== Given exercise ==
Only the number is wanted: tally the lines below that contain the word "คะแนน".

(Records from a collection of figures)
---+---
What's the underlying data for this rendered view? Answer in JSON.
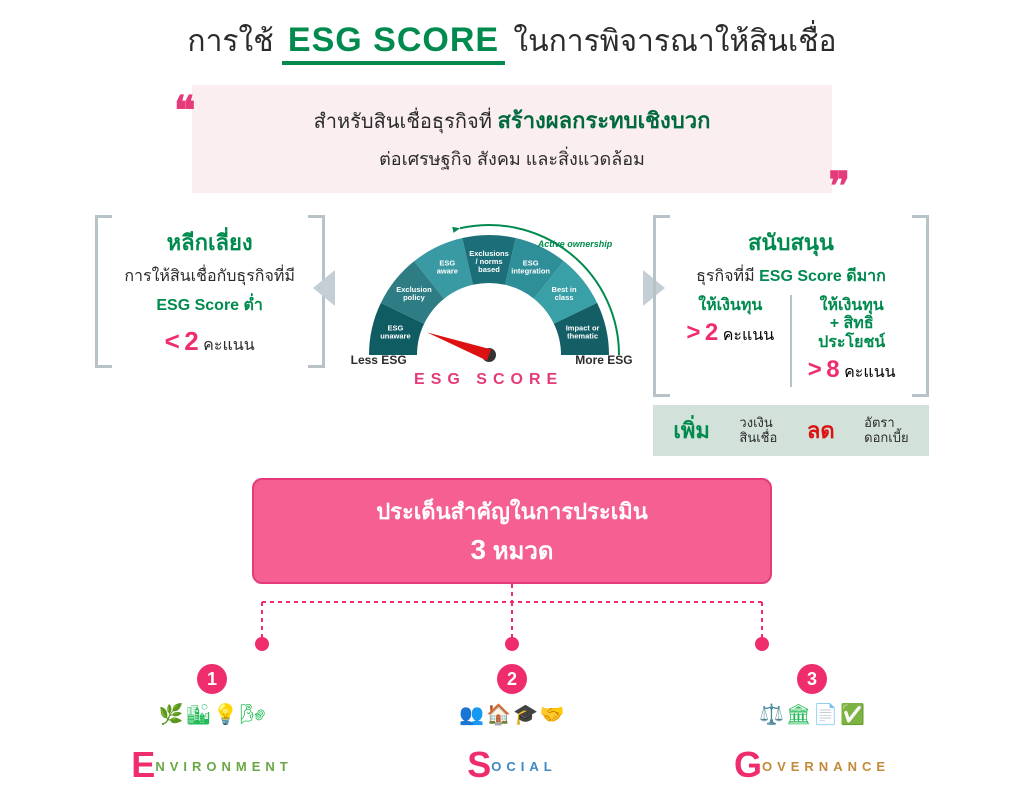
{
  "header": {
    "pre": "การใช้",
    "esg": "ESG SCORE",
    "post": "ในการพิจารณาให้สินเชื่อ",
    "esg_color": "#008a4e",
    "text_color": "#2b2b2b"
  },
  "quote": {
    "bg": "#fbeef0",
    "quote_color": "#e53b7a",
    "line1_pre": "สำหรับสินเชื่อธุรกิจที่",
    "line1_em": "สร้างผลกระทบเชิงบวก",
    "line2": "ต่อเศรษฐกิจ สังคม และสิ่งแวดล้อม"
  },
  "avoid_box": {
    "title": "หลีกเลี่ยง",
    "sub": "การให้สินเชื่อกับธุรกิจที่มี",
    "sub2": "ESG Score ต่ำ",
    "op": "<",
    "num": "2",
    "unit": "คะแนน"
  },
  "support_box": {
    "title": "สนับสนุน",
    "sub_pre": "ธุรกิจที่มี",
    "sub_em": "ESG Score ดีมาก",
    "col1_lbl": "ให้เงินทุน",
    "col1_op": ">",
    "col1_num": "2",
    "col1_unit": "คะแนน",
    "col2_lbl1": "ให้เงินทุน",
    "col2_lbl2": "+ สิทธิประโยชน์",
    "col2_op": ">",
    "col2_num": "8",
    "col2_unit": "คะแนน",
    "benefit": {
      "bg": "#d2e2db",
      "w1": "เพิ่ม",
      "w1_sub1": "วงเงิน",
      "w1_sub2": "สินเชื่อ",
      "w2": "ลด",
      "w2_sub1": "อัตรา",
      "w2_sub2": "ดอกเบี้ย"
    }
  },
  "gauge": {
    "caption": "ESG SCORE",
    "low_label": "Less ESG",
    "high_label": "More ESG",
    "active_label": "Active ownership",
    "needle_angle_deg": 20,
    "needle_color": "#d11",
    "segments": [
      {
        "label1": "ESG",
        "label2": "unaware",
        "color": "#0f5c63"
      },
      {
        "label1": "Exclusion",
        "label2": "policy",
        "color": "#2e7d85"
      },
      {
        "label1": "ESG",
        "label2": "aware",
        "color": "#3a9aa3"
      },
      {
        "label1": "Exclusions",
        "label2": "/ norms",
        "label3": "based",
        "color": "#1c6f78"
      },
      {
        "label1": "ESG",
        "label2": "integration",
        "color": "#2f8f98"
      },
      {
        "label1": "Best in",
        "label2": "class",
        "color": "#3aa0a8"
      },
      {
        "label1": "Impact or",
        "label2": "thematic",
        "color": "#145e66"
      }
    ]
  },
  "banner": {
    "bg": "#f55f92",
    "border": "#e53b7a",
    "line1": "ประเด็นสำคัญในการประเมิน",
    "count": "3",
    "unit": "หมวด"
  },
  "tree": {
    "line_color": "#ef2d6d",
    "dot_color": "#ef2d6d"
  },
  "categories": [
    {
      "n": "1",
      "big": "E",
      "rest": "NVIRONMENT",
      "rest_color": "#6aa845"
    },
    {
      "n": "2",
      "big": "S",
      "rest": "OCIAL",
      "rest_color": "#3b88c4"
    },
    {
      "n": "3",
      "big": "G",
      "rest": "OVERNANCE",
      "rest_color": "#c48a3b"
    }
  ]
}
---+---
== Complete answer ==
3